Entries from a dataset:
━━━━━━
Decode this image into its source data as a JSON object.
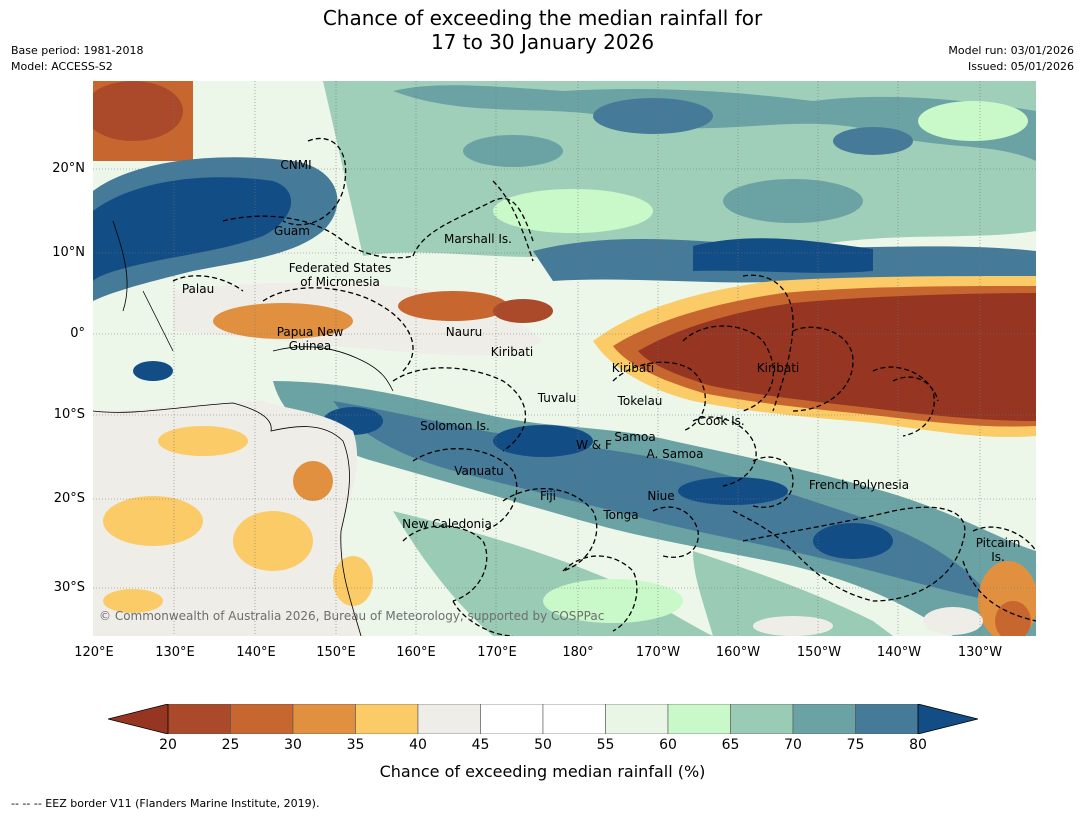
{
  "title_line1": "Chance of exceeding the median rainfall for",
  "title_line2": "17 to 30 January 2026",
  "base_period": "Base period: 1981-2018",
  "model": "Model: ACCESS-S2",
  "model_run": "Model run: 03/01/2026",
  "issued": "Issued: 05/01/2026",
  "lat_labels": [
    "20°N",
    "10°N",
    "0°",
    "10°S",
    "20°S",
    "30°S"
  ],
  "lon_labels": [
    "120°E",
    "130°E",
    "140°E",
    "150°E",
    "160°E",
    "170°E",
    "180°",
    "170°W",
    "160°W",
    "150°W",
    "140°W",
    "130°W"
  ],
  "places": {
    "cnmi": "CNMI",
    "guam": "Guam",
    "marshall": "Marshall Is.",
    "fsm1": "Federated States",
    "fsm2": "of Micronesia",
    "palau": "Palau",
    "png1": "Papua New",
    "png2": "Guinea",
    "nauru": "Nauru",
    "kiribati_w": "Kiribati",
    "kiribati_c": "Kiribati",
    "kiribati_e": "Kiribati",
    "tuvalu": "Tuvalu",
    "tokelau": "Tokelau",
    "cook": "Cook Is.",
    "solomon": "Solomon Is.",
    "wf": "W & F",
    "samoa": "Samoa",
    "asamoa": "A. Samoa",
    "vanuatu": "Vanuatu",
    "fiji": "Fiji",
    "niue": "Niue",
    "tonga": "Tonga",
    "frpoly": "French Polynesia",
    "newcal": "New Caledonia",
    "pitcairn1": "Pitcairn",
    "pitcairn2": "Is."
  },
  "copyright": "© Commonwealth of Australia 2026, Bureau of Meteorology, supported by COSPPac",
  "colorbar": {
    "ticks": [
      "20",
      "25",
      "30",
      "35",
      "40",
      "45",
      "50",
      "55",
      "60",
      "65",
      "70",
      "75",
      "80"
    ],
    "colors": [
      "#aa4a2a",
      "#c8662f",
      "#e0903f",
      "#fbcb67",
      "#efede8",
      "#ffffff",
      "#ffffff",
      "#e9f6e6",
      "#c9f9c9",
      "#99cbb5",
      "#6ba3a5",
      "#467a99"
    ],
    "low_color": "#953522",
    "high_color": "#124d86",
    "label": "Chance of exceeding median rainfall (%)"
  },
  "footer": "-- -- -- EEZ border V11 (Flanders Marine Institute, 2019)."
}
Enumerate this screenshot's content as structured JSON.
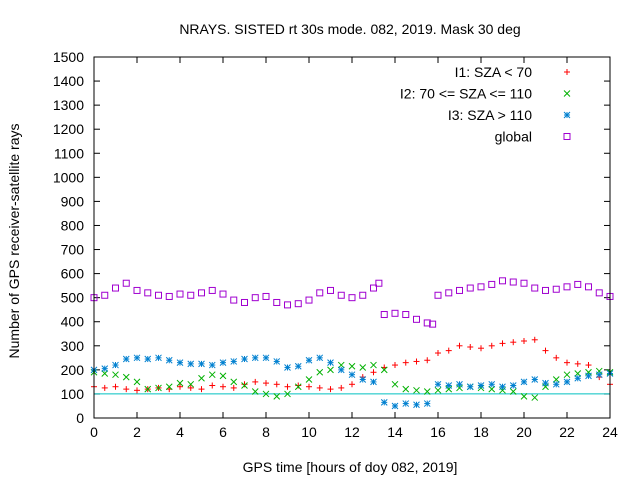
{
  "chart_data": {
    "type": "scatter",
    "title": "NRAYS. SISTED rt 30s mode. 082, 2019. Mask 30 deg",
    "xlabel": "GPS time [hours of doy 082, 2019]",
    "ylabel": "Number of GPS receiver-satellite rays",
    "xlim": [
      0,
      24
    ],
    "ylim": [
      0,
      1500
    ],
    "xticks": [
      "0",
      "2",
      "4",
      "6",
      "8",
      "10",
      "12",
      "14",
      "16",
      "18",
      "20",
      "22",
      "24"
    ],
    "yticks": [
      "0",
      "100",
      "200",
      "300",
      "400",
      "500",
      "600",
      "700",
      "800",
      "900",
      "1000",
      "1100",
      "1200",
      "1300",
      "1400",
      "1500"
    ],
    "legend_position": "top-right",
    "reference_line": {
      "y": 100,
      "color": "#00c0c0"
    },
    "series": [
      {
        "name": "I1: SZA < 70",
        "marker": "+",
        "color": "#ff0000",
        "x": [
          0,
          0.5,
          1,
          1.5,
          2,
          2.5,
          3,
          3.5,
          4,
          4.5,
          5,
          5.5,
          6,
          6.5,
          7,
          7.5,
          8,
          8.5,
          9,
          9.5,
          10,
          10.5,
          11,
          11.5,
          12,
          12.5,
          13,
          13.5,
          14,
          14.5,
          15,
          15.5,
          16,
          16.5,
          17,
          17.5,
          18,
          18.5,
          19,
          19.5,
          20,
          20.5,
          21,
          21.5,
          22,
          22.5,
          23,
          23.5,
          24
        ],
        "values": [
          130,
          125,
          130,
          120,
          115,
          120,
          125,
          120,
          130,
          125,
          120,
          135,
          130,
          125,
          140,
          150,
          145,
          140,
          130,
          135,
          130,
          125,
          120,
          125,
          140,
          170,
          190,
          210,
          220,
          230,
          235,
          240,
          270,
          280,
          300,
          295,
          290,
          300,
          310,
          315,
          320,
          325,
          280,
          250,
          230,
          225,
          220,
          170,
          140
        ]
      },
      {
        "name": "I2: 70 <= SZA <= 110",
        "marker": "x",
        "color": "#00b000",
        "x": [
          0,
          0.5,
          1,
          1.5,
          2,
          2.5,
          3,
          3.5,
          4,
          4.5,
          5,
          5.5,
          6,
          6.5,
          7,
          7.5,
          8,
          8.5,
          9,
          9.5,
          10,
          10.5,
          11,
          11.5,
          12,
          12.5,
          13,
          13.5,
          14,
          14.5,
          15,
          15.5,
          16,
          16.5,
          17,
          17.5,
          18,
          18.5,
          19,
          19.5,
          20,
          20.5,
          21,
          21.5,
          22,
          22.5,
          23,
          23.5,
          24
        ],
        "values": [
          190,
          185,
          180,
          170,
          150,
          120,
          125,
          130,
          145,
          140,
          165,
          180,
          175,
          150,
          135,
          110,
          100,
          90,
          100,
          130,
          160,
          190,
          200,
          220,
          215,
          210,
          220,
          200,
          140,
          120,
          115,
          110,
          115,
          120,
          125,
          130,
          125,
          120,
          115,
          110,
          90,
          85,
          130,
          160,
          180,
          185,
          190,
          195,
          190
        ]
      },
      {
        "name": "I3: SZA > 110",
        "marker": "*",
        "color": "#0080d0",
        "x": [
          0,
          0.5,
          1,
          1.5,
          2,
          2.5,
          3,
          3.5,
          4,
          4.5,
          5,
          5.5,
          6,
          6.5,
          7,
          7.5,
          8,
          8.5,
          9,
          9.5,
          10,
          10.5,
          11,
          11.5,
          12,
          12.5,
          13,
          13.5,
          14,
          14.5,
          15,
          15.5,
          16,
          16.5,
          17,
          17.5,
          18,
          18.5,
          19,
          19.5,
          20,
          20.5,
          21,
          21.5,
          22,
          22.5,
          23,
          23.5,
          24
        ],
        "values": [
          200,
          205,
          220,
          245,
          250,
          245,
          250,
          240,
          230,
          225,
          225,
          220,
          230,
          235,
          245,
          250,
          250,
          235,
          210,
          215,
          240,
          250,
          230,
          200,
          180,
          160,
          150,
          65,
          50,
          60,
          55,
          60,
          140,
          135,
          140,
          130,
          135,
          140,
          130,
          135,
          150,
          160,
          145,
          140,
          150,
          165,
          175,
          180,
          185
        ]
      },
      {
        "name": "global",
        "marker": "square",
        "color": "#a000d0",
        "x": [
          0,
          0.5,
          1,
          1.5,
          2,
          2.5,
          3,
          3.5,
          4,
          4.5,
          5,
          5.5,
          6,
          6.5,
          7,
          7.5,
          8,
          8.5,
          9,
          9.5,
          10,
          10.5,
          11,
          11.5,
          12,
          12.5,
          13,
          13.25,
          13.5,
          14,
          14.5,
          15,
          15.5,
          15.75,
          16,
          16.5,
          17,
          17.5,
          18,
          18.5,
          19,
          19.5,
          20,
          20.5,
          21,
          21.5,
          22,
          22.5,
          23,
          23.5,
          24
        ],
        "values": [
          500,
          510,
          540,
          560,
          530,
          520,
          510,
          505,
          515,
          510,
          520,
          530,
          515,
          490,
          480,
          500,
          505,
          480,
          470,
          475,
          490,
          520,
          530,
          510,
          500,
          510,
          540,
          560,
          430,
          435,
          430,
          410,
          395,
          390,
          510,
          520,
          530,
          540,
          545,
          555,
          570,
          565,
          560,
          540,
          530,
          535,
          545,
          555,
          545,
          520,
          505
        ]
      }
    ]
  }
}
━━━━━━
**PROBLEM DESCRIPTION**.
Search the entries for the word "marker", then list each line that holds it.

**SOLUTION TO THIS TASK**.
        "marker": "+",
        "marker": "x",
        "marker": "*",
        "marker": "square",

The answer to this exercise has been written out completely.